Task directions: Restate the data below word for word. Skip any images it contains.

Records to process:
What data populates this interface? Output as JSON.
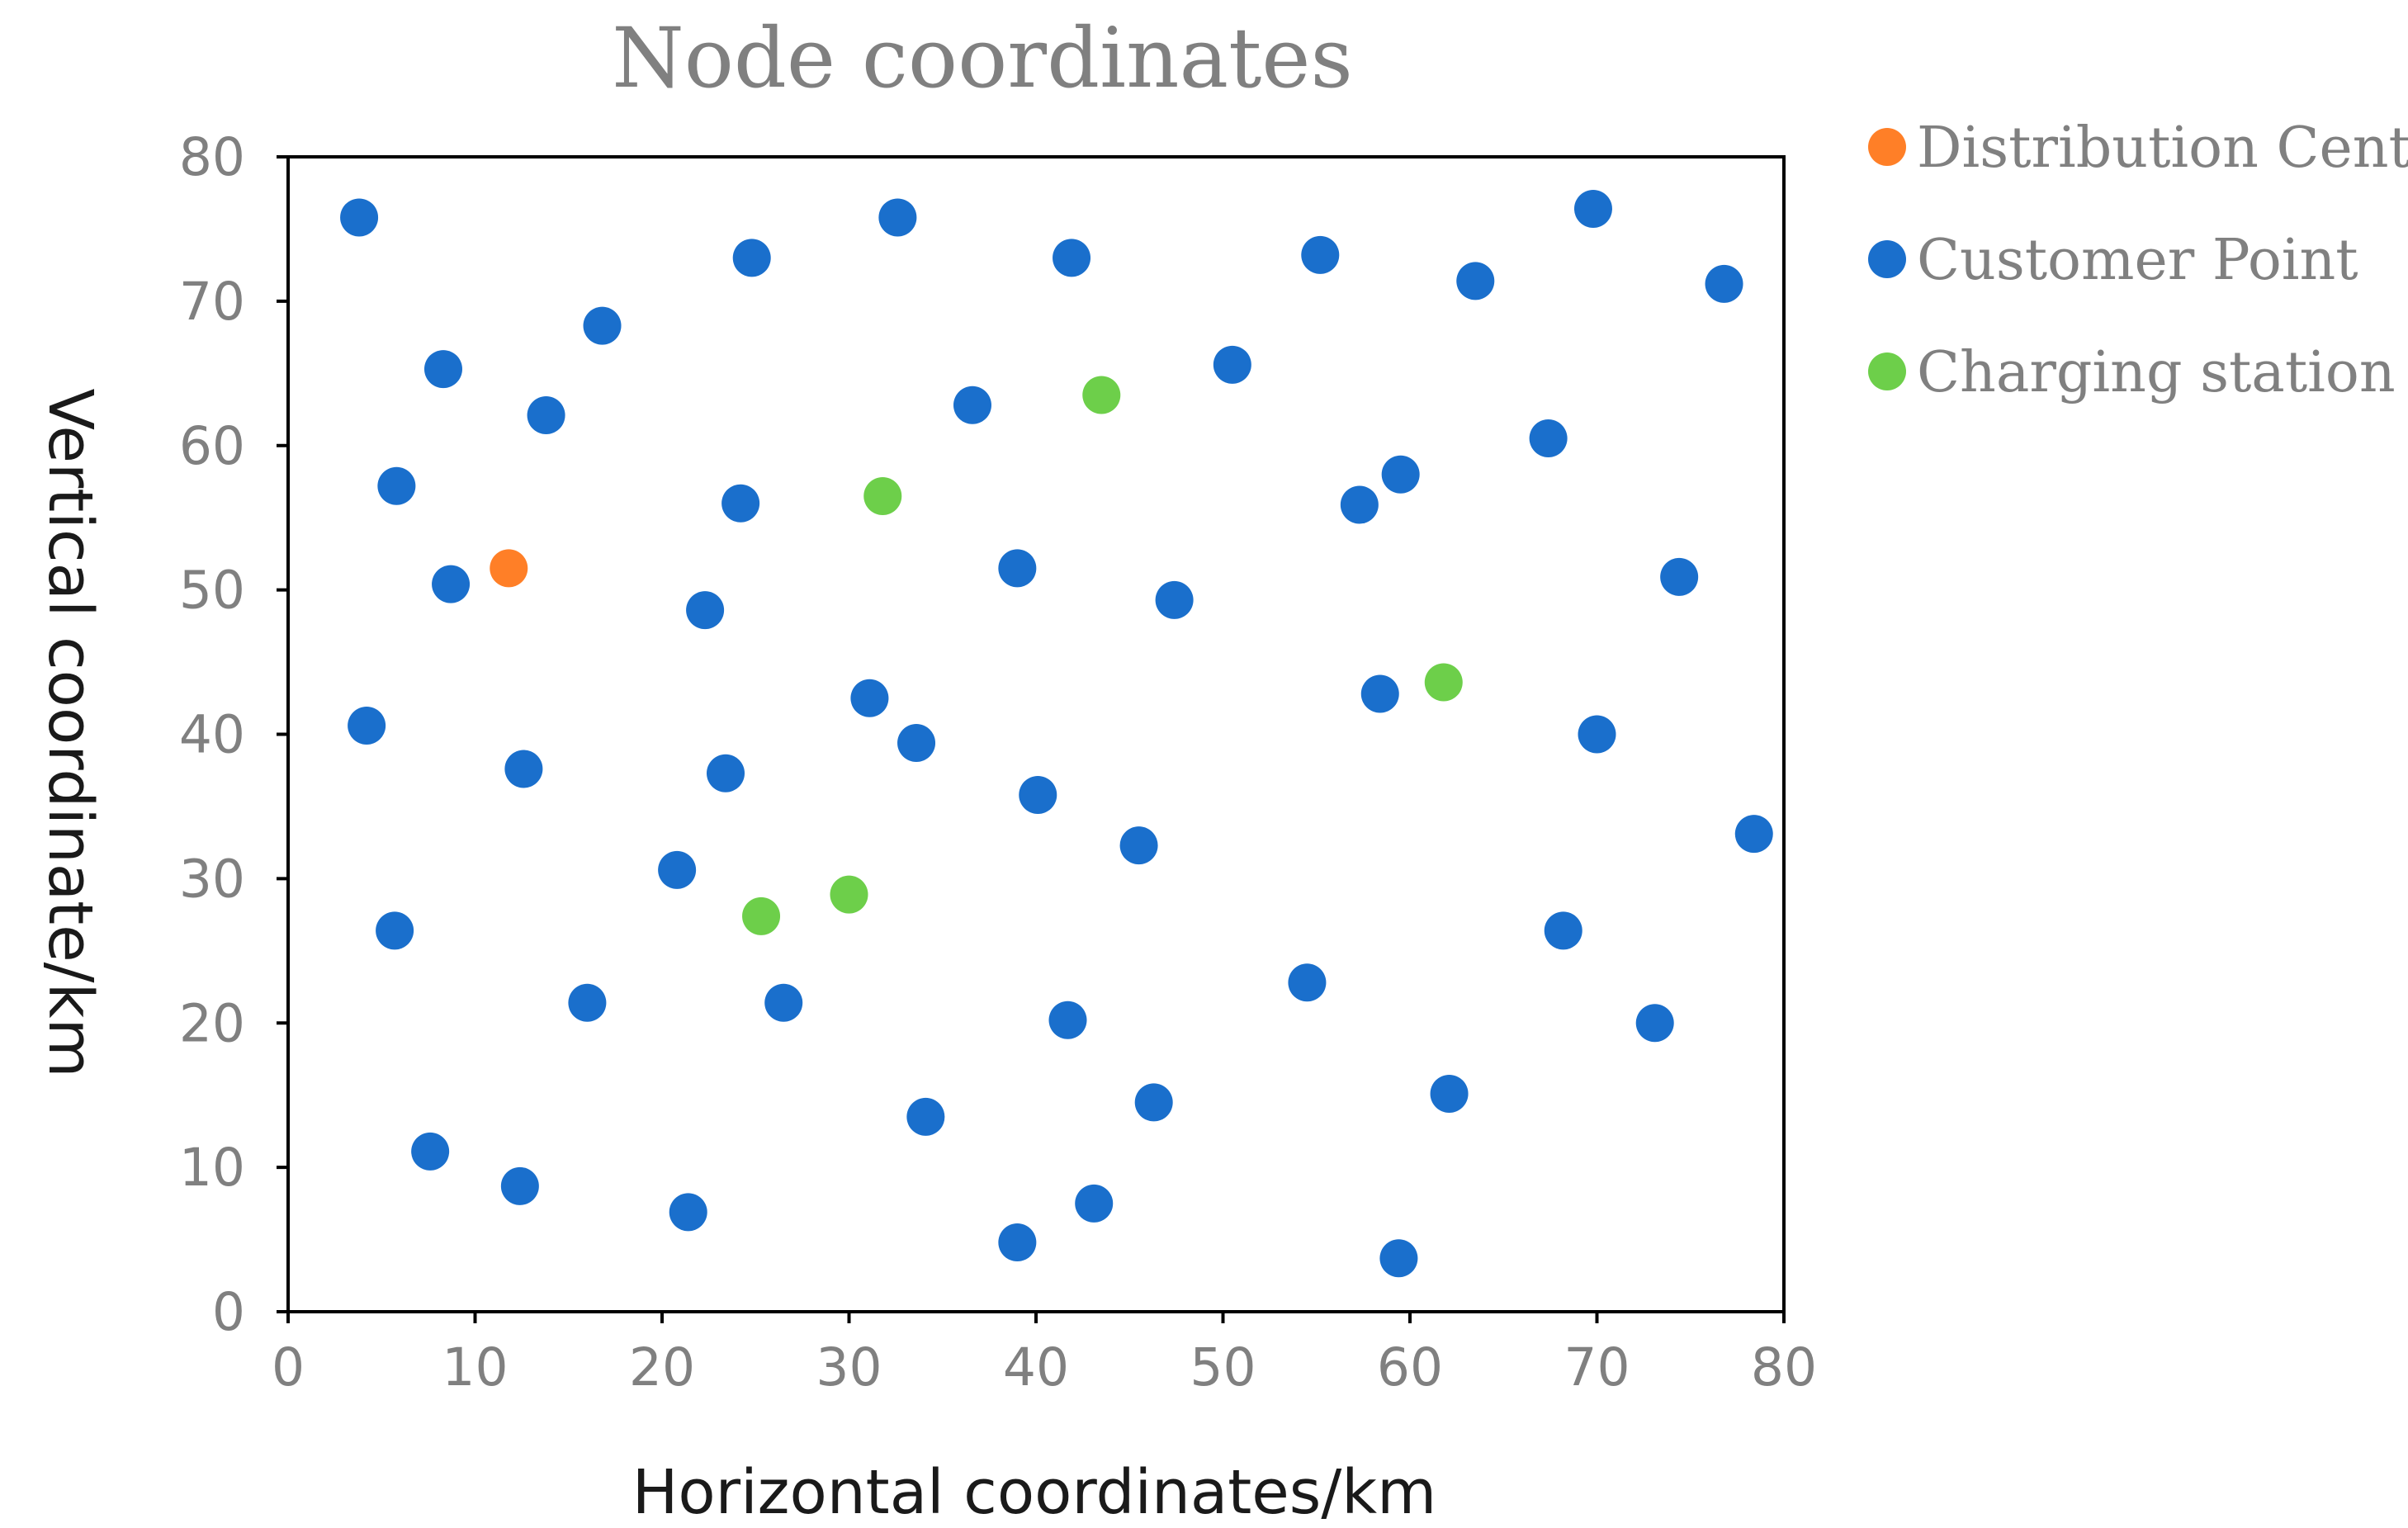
{
  "chart_data": {
    "type": "scatter",
    "title": "Node coordinates",
    "xlabel": "Horizontal coordinates/km",
    "ylabel": "Vertical coordinate/km",
    "xlim": [
      0,
      80
    ],
    "ylim": [
      0,
      80
    ],
    "xticks": [
      "0",
      "10",
      "20",
      "30",
      "40",
      "50",
      "60",
      "70",
      "80"
    ],
    "yticks": [
      "0",
      "10",
      "20",
      "30",
      "40",
      "50",
      "60",
      "70",
      "80"
    ],
    "grid": false,
    "legend_position": "right-top",
    "series": [
      {
        "name": "Distribution Center",
        "color": "#ff7f27",
        "points": [
          [
            11.8,
            51.5
          ]
        ]
      },
      {
        "name": "Customer Point",
        "color": "#1a6fcc",
        "points": [
          [
            3.8,
            75.8
          ],
          [
            24.8,
            73.0
          ],
          [
            32.6,
            75.8
          ],
          [
            41.9,
            73.0
          ],
          [
            55.2,
            73.2
          ],
          [
            69.8,
            76.4
          ],
          [
            63.5,
            71.4
          ],
          [
            76.8,
            71.2
          ],
          [
            16.8,
            68.3
          ],
          [
            8.3,
            65.3
          ],
          [
            13.8,
            62.1
          ],
          [
            36.6,
            62.8
          ],
          [
            50.5,
            65.6
          ],
          [
            67.4,
            60.5
          ],
          [
            5.8,
            57.2
          ],
          [
            24.2,
            56.0
          ],
          [
            57.3,
            55.9
          ],
          [
            59.5,
            58.0
          ],
          [
            8.7,
            50.4
          ],
          [
            22.3,
            48.6
          ],
          [
            39.0,
            51.5
          ],
          [
            47.4,
            49.3
          ],
          [
            74.4,
            50.9
          ],
          [
            4.2,
            40.6
          ],
          [
            12.6,
            37.6
          ],
          [
            23.4,
            37.3
          ],
          [
            31.1,
            42.5
          ],
          [
            33.6,
            39.4
          ],
          [
            40.1,
            35.8
          ],
          [
            58.4,
            42.8
          ],
          [
            70.0,
            40.0
          ],
          [
            45.5,
            32.3
          ],
          [
            78.4,
            33.1
          ],
          [
            20.8,
            30.6
          ],
          [
            5.7,
            26.4
          ],
          [
            16.0,
            21.4
          ],
          [
            26.5,
            21.4
          ],
          [
            41.7,
            20.2
          ],
          [
            54.5,
            22.8
          ],
          [
            68.2,
            26.4
          ],
          [
            73.1,
            20.0
          ],
          [
            34.1,
            13.5
          ],
          [
            46.3,
            14.5
          ],
          [
            62.1,
            15.1
          ],
          [
            7.6,
            11.1
          ],
          [
            12.4,
            8.7
          ],
          [
            21.4,
            6.9
          ],
          [
            39.0,
            4.8
          ],
          [
            43.1,
            7.5
          ],
          [
            59.4,
            3.7
          ]
        ]
      },
      {
        "name": "Charging station",
        "color": "#6dcf4a",
        "points": [
          [
            43.5,
            63.5
          ],
          [
            31.8,
            56.5
          ],
          [
            61.8,
            43.6
          ],
          [
            25.3,
            27.4
          ],
          [
            30.0,
            28.9
          ]
        ]
      }
    ]
  }
}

The completed task:
What data populates this interface? Output as JSON.
{
  "chart_data": {
    "type": "scatter",
    "title": "Node coordinates",
    "xlabel": "Horizontal coordinates/km",
    "ylabel": "Vertical coordinate/km",
    "xlim": [
      0,
      80
    ],
    "ylim": [
      0,
      80
    ],
    "xticks": [
      "0",
      "10",
      "20",
      "30",
      "40",
      "50",
      "60",
      "70",
      "80"
    ],
    "yticks": [
      "0",
      "10",
      "20",
      "30",
      "40",
      "50",
      "60",
      "70",
      "80"
    ],
    "grid": false,
    "legend_position": "right-top",
    "series": [
      {
        "name": "Distribution Center",
        "color": "#ff7f27",
        "points": [
          [
            11.8,
            51.5
          ]
        ]
      },
      {
        "name": "Customer Point",
        "color": "#1a6fcc",
        "points": [
          [
            3.8,
            75.8
          ],
          [
            24.8,
            73.0
          ],
          [
            32.6,
            75.8
          ],
          [
            41.9,
            73.0
          ],
          [
            55.2,
            73.2
          ],
          [
            69.8,
            76.4
          ],
          [
            63.5,
            71.4
          ],
          [
            76.8,
            71.2
          ],
          [
            16.8,
            68.3
          ],
          [
            8.3,
            65.3
          ],
          [
            13.8,
            62.1
          ],
          [
            36.6,
            62.8
          ],
          [
            50.5,
            65.6
          ],
          [
            67.4,
            60.5
          ],
          [
            5.8,
            57.2
          ],
          [
            24.2,
            56.0
          ],
          [
            57.3,
            55.9
          ],
          [
            59.5,
            58.0
          ],
          [
            8.7,
            50.4
          ],
          [
            22.3,
            48.6
          ],
          [
            39.0,
            51.5
          ],
          [
            47.4,
            49.3
          ],
          [
            74.4,
            50.9
          ],
          [
            4.2,
            40.6
          ],
          [
            12.6,
            37.6
          ],
          [
            23.4,
            37.3
          ],
          [
            31.1,
            42.5
          ],
          [
            33.6,
            39.4
          ],
          [
            40.1,
            35.8
          ],
          [
            58.4,
            42.8
          ],
          [
            70.0,
            40.0
          ],
          [
            45.5,
            32.3
          ],
          [
            78.4,
            33.1
          ],
          [
            20.8,
            30.6
          ],
          [
            5.7,
            26.4
          ],
          [
            16.0,
            21.4
          ],
          [
            26.5,
            21.4
          ],
          [
            41.7,
            20.2
          ],
          [
            54.5,
            22.8
          ],
          [
            68.2,
            26.4
          ],
          [
            73.1,
            20.0
          ],
          [
            34.1,
            13.5
          ],
          [
            46.3,
            14.5
          ],
          [
            62.1,
            15.1
          ],
          [
            7.6,
            11.1
          ],
          [
            12.4,
            8.7
          ],
          [
            21.4,
            6.9
          ],
          [
            39.0,
            4.8
          ],
          [
            43.1,
            7.5
          ],
          [
            59.4,
            3.7
          ]
        ]
      },
      {
        "name": "Charging station",
        "color": "#6dcf4a",
        "points": [
          [
            43.5,
            63.5
          ],
          [
            31.8,
            56.5
          ],
          [
            61.8,
            43.6
          ],
          [
            25.3,
            27.4
          ],
          [
            30.0,
            28.9
          ]
        ]
      }
    ]
  }
}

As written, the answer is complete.